== Task details ==
Transcribe the data that follows precisely, omitting nothing.

== Data to process ==
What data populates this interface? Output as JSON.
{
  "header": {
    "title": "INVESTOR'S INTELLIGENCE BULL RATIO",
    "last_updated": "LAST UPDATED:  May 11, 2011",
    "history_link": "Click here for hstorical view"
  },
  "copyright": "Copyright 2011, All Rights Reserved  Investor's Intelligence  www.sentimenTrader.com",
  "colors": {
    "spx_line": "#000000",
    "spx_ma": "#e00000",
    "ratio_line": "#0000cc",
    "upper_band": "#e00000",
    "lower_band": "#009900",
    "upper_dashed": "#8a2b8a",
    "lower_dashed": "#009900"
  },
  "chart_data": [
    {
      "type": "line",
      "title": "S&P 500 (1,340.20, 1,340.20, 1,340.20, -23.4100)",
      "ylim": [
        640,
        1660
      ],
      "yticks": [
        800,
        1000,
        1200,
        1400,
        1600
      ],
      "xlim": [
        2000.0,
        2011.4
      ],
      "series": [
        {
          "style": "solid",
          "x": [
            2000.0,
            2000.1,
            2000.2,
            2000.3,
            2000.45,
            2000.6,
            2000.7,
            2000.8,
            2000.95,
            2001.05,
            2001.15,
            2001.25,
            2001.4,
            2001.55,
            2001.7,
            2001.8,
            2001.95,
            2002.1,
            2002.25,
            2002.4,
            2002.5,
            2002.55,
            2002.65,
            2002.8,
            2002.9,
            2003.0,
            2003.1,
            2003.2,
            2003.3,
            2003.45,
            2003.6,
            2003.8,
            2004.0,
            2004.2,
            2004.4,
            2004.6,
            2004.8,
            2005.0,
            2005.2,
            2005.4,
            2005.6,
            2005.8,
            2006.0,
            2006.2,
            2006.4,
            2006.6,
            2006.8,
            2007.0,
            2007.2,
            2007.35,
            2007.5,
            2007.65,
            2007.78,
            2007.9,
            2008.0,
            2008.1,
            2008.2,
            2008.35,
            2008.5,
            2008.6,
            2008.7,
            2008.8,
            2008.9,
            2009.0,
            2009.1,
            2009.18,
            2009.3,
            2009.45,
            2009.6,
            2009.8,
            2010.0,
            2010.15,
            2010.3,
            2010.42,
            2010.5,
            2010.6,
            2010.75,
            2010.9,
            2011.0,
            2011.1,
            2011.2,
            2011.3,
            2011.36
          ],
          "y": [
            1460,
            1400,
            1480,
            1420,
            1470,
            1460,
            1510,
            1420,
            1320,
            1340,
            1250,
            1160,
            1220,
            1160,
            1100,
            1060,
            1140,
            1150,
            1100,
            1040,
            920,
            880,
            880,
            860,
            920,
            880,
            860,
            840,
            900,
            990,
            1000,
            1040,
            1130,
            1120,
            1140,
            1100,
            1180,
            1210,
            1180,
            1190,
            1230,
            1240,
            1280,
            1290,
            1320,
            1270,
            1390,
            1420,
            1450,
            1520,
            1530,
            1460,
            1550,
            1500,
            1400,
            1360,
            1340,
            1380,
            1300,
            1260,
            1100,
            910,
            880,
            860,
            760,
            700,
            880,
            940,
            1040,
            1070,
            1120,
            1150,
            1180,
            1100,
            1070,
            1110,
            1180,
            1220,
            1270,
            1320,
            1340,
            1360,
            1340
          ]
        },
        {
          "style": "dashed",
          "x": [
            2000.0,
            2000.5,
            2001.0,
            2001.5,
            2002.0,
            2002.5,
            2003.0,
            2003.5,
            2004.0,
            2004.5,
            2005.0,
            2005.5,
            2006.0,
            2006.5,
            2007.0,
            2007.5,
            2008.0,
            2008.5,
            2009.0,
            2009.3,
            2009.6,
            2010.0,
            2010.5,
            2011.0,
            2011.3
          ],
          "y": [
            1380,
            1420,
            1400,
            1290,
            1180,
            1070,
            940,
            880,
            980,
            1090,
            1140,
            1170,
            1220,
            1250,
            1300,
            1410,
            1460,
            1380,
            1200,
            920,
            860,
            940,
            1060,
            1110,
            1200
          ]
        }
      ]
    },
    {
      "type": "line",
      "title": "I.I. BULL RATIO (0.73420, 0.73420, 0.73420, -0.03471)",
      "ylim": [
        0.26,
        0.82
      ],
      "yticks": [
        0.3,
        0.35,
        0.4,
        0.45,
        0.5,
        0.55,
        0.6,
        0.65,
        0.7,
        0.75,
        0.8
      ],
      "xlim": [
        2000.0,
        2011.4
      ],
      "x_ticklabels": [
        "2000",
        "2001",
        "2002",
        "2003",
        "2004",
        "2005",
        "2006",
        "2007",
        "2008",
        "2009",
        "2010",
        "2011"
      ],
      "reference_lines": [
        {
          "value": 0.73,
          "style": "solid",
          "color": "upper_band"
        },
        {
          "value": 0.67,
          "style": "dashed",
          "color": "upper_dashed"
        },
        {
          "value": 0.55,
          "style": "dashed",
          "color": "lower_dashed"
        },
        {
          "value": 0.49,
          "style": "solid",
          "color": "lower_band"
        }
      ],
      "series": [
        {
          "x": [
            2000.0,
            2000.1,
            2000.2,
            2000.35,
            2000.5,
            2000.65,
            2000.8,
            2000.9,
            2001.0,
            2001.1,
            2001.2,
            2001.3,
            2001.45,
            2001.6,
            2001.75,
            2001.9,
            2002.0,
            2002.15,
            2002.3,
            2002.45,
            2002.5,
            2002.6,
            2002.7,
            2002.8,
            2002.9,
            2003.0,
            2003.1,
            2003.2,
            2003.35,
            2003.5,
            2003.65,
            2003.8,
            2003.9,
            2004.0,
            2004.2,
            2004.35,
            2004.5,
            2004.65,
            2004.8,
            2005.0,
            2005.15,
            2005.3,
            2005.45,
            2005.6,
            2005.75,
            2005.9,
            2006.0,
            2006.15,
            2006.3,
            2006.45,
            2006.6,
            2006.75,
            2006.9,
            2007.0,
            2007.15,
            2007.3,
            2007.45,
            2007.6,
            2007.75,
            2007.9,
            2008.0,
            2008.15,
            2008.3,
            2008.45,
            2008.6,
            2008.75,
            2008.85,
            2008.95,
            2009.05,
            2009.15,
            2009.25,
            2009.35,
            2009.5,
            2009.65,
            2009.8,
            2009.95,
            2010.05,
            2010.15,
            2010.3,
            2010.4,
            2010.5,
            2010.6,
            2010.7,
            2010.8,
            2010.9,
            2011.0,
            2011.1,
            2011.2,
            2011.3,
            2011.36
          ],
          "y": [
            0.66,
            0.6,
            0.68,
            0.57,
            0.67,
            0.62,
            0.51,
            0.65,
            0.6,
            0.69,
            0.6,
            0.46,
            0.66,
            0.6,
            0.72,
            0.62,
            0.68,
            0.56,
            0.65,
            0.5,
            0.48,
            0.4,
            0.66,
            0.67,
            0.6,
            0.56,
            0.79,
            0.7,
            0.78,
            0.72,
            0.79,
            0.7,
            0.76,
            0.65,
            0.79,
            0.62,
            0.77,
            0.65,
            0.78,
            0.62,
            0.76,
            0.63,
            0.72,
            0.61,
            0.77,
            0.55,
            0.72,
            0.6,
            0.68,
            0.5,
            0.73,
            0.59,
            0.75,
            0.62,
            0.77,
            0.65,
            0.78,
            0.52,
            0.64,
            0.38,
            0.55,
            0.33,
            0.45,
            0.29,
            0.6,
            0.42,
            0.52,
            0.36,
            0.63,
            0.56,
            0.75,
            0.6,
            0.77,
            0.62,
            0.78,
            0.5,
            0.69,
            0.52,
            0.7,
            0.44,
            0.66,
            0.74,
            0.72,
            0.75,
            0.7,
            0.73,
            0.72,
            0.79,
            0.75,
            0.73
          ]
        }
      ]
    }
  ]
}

== Exercise output ==
What data populates this interface? Output as JSON.
{
  "header": {
    "title": "INVESTOR'S INTELLIGENCE BULL RATIO",
    "last_updated": "LAST UPDATED:  May 11, 2011",
    "history_link": "Click here for hstorical view"
  },
  "copyright": "Copyright 2011, All Rights Reserved  Investor's Intelligence  www.sentimenTrader.com",
  "colors": {
    "spx_line": "#000000",
    "spx_ma": "#e00000",
    "ratio_line": "#0000cc",
    "upper_band": "#e00000",
    "lower_band": "#009900",
    "upper_dashed": "#8a2b8a",
    "lower_dashed": "#009900"
  },
  "chart_data": [
    {
      "type": "line",
      "title": "S&P 500 (1,340.20, 1,340.20, 1,340.20, -23.4100)",
      "ylim": [
        640,
        1660
      ],
      "yticks": [
        800,
        1000,
        1200,
        1400,
        1600
      ],
      "xlim": [
        2000.0,
        2011.4
      ],
      "series": [
        {
          "style": "solid",
          "x": [
            2000.0,
            2000.1,
            2000.2,
            2000.3,
            2000.45,
            2000.6,
            2000.7,
            2000.8,
            2000.95,
            2001.05,
            2001.15,
            2001.25,
            2001.4,
            2001.55,
            2001.7,
            2001.8,
            2001.95,
            2002.1,
            2002.25,
            2002.4,
            2002.5,
            2002.55,
            2002.65,
            2002.8,
            2002.9,
            2003.0,
            2003.1,
            2003.2,
            2003.3,
            2003.45,
            2003.6,
            2003.8,
            2004.0,
            2004.2,
            2004.4,
            2004.6,
            2004.8,
            2005.0,
            2005.2,
            2005.4,
            2005.6,
            2005.8,
            2006.0,
            2006.2,
            2006.4,
            2006.6,
            2006.8,
            2007.0,
            2007.2,
            2007.35,
            2007.5,
            2007.65,
            2007.78,
            2007.9,
            2008.0,
            2008.1,
            2008.2,
            2008.35,
            2008.5,
            2008.6,
            2008.7,
            2008.8,
            2008.9,
            2009.0,
            2009.1,
            2009.18,
            2009.3,
            2009.45,
            2009.6,
            2009.8,
            2010.0,
            2010.15,
            2010.3,
            2010.42,
            2010.5,
            2010.6,
            2010.75,
            2010.9,
            2011.0,
            2011.1,
            2011.2,
            2011.3,
            2011.36
          ],
          "y": [
            1460,
            1400,
            1480,
            1420,
            1470,
            1460,
            1510,
            1420,
            1320,
            1340,
            1250,
            1160,
            1220,
            1160,
            1100,
            1060,
            1140,
            1150,
            1100,
            1040,
            920,
            880,
            880,
            860,
            920,
            880,
            860,
            840,
            900,
            990,
            1000,
            1040,
            1130,
            1120,
            1140,
            1100,
            1180,
            1210,
            1180,
            1190,
            1230,
            1240,
            1280,
            1290,
            1320,
            1270,
            1390,
            1420,
            1450,
            1520,
            1530,
            1460,
            1550,
            1500,
            1400,
            1360,
            1340,
            1380,
            1300,
            1260,
            1100,
            910,
            880,
            860,
            760,
            700,
            880,
            940,
            1040,
            1070,
            1120,
            1150,
            1180,
            1100,
            1070,
            1110,
            1180,
            1220,
            1270,
            1320,
            1340,
            1360,
            1340
          ]
        },
        {
          "style": "dashed",
          "x": [
            2000.0,
            2000.5,
            2001.0,
            2001.5,
            2002.0,
            2002.5,
            2003.0,
            2003.5,
            2004.0,
            2004.5,
            2005.0,
            2005.5,
            2006.0,
            2006.5,
            2007.0,
            2007.5,
            2008.0,
            2008.5,
            2009.0,
            2009.3,
            2009.6,
            2010.0,
            2010.5,
            2011.0,
            2011.3
          ],
          "y": [
            1380,
            1420,
            1400,
            1290,
            1180,
            1070,
            940,
            880,
            980,
            1090,
            1140,
            1170,
            1220,
            1250,
            1300,
            1410,
            1460,
            1380,
            1200,
            920,
            860,
            940,
            1060,
            1110,
            1200
          ]
        }
      ]
    },
    {
      "type": "line",
      "title": "I.I. BULL RATIO (0.73420, 0.73420, 0.73420, -0.03471)",
      "ylim": [
        0.26,
        0.82
      ],
      "yticks": [
        0.3,
        0.35,
        0.4,
        0.45,
        0.5,
        0.55,
        0.6,
        0.65,
        0.7,
        0.75,
        0.8
      ],
      "xlim": [
        2000.0,
        2011.4
      ],
      "x_ticklabels": [
        "2000",
        "2001",
        "2002",
        "2003",
        "2004",
        "2005",
        "2006",
        "2007",
        "2008",
        "2009",
        "2010",
        "2011"
      ],
      "reference_lines": [
        {
          "value": 0.73,
          "style": "solid",
          "color": "upper_band"
        },
        {
          "value": 0.67,
          "style": "dashed",
          "color": "upper_dashed"
        },
        {
          "value": 0.55,
          "style": "dashed",
          "color": "lower_dashed"
        },
        {
          "value": 0.49,
          "style": "solid",
          "color": "lower_band"
        }
      ],
      "series": [
        {
          "x": [
            2000.0,
            2000.1,
            2000.2,
            2000.35,
            2000.5,
            2000.65,
            2000.8,
            2000.9,
            2001.0,
            2001.1,
            2001.2,
            2001.3,
            2001.45,
            2001.6,
            2001.75,
            2001.9,
            2002.0,
            2002.15,
            2002.3,
            2002.45,
            2002.5,
            2002.6,
            2002.7,
            2002.8,
            2002.9,
            2003.0,
            2003.1,
            2003.2,
            2003.35,
            2003.5,
            2003.65,
            2003.8,
            2003.9,
            2004.0,
            2004.2,
            2004.35,
            2004.5,
            2004.65,
            2004.8,
            2005.0,
            2005.15,
            2005.3,
            2005.45,
            2005.6,
            2005.75,
            2005.9,
            2006.0,
            2006.15,
            2006.3,
            2006.45,
            2006.6,
            2006.75,
            2006.9,
            2007.0,
            2007.15,
            2007.3,
            2007.45,
            2007.6,
            2007.75,
            2007.9,
            2008.0,
            2008.15,
            2008.3,
            2008.45,
            2008.6,
            2008.75,
            2008.85,
            2008.95,
            2009.05,
            2009.15,
            2009.25,
            2009.35,
            2009.5,
            2009.65,
            2009.8,
            2009.95,
            2010.05,
            2010.15,
            2010.3,
            2010.4,
            2010.5,
            2010.6,
            2010.7,
            2010.8,
            2010.9,
            2011.0,
            2011.1,
            2011.2,
            2011.3,
            2011.36
          ],
          "y": [
            0.66,
            0.6,
            0.68,
            0.57,
            0.67,
            0.62,
            0.51,
            0.65,
            0.6,
            0.69,
            0.6,
            0.46,
            0.66,
            0.6,
            0.72,
            0.62,
            0.68,
            0.56,
            0.65,
            0.5,
            0.48,
            0.4,
            0.66,
            0.67,
            0.6,
            0.56,
            0.79,
            0.7,
            0.78,
            0.72,
            0.79,
            0.7,
            0.76,
            0.65,
            0.79,
            0.62,
            0.77,
            0.65,
            0.78,
            0.62,
            0.76,
            0.63,
            0.72,
            0.61,
            0.77,
            0.55,
            0.72,
            0.6,
            0.68,
            0.5,
            0.73,
            0.59,
            0.75,
            0.62,
            0.77,
            0.65,
            0.78,
            0.52,
            0.64,
            0.38,
            0.55,
            0.33,
            0.45,
            0.29,
            0.6,
            0.42,
            0.52,
            0.36,
            0.63,
            0.56,
            0.75,
            0.6,
            0.77,
            0.62,
            0.78,
            0.5,
            0.69,
            0.52,
            0.7,
            0.44,
            0.66,
            0.74,
            0.72,
            0.75,
            0.7,
            0.73,
            0.72,
            0.79,
            0.75,
            0.73
          ]
        }
      ]
    }
  ]
}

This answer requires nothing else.